(TASK GOAL): Return only the number of lines in the entries below that hold the word "screenshot".

=== SUPPLIED DATA ===

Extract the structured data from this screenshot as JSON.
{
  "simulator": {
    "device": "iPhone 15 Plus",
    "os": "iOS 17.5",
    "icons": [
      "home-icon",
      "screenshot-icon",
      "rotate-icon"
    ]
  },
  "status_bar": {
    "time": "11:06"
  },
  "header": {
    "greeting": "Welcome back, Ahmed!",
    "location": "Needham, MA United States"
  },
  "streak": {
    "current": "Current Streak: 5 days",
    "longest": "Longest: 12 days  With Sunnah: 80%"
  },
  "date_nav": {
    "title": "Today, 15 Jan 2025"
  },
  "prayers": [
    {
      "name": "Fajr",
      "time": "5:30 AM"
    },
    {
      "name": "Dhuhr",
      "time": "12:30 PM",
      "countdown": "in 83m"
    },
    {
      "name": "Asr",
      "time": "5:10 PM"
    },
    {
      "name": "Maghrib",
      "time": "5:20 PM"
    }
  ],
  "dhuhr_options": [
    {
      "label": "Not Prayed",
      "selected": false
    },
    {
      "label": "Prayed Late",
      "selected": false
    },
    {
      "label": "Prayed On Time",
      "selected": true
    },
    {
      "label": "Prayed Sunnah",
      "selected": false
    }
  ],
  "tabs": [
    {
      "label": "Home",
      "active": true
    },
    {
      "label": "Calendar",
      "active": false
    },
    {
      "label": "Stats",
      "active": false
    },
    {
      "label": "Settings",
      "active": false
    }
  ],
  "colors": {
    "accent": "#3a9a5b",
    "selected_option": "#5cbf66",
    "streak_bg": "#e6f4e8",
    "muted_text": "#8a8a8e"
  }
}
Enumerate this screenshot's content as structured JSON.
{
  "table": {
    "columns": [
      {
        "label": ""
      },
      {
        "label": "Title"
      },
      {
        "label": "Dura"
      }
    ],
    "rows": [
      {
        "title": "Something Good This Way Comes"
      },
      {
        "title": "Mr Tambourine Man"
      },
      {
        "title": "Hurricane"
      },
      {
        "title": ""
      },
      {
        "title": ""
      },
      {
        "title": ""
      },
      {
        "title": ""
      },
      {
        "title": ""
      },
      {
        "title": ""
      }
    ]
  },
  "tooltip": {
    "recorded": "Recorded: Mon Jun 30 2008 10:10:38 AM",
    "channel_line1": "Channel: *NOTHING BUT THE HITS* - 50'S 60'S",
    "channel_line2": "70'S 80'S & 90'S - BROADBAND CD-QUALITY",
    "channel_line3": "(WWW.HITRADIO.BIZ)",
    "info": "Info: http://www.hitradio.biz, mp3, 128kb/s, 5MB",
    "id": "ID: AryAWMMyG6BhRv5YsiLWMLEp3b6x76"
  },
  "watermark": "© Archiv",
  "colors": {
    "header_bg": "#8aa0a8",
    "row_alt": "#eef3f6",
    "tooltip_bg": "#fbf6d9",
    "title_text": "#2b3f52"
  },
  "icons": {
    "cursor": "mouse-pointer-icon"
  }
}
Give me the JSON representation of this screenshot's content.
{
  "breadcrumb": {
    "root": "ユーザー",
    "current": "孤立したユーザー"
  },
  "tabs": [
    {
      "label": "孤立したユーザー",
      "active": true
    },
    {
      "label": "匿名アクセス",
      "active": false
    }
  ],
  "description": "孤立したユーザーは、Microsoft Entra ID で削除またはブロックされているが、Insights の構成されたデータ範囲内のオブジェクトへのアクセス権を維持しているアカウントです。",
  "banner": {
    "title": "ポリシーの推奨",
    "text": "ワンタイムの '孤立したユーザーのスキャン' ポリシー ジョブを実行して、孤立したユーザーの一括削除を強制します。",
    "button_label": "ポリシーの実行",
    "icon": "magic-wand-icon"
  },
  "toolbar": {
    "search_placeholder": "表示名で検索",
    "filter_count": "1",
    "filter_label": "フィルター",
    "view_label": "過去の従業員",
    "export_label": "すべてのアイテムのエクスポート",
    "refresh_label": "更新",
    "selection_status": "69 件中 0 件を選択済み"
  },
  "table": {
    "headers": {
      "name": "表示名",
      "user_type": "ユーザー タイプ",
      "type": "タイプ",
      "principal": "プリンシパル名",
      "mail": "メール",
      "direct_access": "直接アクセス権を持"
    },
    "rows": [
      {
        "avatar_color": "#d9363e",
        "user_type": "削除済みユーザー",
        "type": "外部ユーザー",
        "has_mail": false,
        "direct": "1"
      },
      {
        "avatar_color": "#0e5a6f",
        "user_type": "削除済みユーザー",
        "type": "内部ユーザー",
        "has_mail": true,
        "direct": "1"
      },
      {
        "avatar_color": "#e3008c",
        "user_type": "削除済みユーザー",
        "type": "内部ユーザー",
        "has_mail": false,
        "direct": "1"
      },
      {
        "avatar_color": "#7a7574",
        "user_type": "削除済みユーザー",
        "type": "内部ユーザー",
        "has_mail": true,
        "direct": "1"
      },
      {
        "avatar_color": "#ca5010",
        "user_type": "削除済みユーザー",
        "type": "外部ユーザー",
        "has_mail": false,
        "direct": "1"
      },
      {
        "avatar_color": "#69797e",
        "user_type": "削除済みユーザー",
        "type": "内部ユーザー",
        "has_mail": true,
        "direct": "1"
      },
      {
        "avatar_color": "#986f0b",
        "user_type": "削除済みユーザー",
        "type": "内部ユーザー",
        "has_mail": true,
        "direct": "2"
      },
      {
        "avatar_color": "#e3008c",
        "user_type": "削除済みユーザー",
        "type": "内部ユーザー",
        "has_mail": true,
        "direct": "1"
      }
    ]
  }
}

===

(COMPLETE RESPONSE): 4